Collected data
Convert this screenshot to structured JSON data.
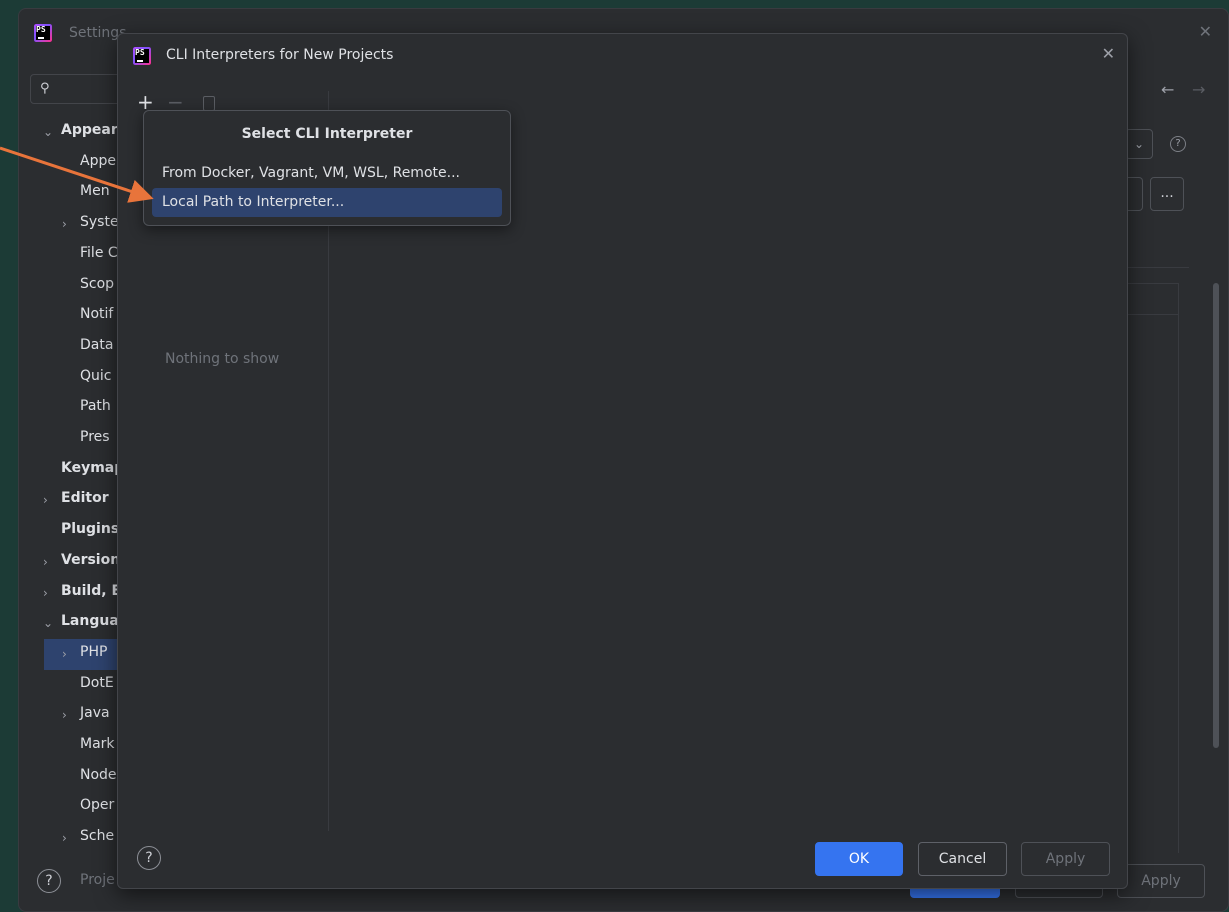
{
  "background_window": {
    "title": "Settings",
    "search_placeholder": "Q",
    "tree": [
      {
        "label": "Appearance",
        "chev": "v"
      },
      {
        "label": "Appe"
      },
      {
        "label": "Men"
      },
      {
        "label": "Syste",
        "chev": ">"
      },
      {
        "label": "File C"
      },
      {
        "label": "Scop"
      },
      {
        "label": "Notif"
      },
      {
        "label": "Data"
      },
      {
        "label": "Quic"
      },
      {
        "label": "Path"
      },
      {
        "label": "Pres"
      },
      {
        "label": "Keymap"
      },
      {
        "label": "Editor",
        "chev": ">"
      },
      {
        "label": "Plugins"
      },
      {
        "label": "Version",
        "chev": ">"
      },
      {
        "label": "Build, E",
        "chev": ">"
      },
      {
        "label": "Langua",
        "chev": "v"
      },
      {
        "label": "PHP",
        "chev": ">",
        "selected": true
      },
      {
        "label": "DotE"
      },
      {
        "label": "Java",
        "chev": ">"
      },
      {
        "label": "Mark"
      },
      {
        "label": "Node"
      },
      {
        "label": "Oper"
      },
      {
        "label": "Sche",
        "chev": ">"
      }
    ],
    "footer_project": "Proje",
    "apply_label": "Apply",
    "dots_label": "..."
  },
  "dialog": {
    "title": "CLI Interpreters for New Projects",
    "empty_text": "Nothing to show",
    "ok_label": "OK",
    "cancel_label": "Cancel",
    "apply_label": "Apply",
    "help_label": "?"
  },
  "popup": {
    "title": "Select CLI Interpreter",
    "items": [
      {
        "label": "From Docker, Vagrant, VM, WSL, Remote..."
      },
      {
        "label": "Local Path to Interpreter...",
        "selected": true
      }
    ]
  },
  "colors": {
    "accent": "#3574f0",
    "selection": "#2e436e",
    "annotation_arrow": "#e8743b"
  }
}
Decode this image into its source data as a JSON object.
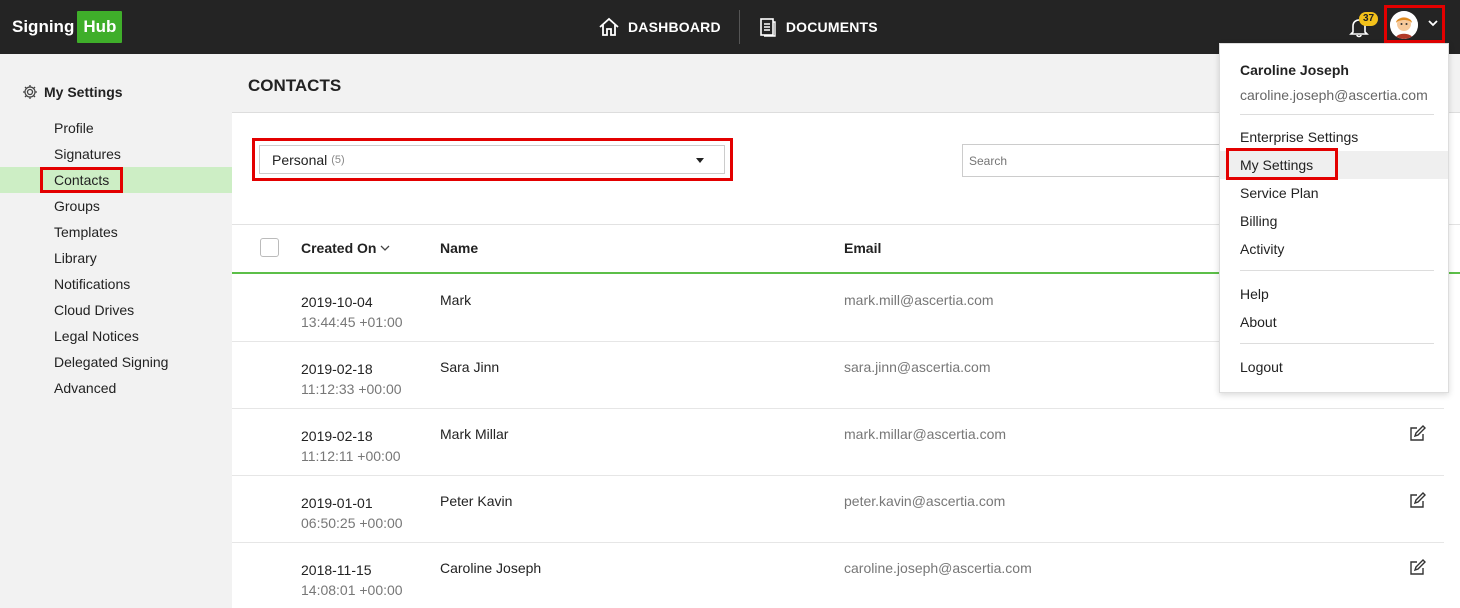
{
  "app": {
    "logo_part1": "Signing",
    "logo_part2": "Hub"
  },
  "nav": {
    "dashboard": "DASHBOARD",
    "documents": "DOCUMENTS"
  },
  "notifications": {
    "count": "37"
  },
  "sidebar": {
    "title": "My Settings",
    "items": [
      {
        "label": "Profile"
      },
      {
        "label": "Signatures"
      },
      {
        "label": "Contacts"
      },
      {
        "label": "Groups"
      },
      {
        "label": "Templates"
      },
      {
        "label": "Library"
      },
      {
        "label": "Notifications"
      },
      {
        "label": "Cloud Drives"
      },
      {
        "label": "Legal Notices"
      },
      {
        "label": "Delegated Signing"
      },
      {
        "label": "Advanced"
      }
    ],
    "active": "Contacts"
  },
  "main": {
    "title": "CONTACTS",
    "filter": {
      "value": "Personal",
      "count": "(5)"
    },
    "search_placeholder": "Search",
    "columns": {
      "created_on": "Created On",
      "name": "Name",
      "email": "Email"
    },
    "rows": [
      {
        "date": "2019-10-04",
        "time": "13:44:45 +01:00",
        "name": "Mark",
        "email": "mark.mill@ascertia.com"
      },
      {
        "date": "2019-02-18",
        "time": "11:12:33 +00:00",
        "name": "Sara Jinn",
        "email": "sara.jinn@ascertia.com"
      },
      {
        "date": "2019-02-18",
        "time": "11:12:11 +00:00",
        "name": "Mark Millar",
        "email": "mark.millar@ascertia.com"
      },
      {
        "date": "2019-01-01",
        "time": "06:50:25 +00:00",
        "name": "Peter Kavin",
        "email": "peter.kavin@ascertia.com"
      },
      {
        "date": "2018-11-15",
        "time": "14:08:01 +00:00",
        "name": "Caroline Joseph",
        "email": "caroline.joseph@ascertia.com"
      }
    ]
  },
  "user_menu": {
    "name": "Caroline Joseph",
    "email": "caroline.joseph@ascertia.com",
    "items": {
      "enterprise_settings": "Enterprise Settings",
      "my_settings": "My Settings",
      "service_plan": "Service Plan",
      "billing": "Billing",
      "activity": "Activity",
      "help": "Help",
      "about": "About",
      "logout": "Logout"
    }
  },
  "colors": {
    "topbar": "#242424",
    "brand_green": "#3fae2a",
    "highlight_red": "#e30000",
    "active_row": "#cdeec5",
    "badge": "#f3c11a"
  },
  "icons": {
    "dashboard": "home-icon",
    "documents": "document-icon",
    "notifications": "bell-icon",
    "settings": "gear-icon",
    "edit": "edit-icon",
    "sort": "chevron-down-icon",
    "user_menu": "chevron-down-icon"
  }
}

---

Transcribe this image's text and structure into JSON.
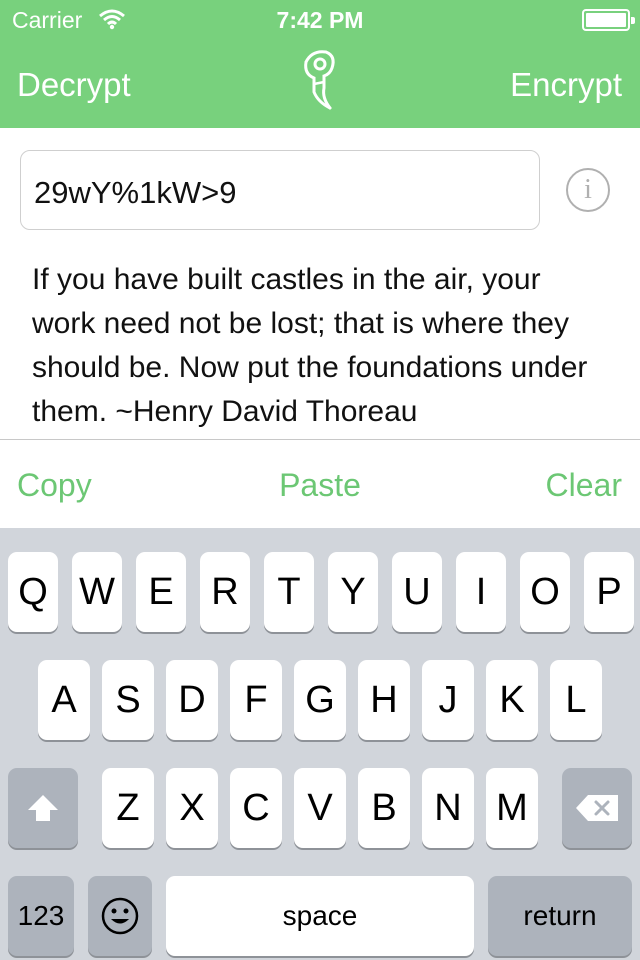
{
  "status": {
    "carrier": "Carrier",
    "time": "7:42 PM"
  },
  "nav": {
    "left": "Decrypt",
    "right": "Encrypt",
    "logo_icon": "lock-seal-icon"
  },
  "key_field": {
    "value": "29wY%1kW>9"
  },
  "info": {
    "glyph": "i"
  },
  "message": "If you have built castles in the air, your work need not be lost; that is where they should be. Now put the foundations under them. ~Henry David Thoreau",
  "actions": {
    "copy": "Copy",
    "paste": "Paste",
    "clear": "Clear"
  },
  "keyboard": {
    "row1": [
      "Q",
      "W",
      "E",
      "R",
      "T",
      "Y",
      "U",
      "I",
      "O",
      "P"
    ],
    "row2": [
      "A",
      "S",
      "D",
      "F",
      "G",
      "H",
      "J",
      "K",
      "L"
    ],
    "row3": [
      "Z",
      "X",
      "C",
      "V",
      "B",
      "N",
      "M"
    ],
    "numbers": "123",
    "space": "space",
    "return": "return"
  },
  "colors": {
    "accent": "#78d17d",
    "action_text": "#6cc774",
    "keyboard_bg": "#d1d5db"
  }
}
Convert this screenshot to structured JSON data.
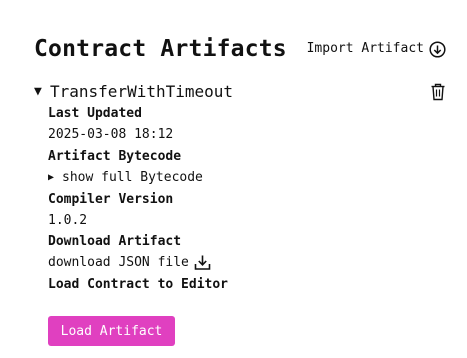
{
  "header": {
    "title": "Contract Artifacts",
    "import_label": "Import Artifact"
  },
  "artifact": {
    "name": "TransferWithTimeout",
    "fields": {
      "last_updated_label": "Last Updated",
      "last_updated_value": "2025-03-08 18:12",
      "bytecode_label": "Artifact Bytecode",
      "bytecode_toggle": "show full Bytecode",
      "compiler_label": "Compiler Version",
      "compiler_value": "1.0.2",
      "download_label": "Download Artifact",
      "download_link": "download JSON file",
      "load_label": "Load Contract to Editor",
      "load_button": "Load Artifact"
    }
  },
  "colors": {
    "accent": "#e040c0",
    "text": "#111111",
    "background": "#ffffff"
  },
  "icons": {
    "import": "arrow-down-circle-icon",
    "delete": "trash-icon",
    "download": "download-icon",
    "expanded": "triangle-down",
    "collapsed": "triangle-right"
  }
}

— WHAT THE EXERCISE ASKS —
Identify the lines of the data that contain the word "image". Copy each of them.

— CORRECT ANSWER —
Decode this image into its source data as a JSON object.
Transcribe this image's text and structure into JSON.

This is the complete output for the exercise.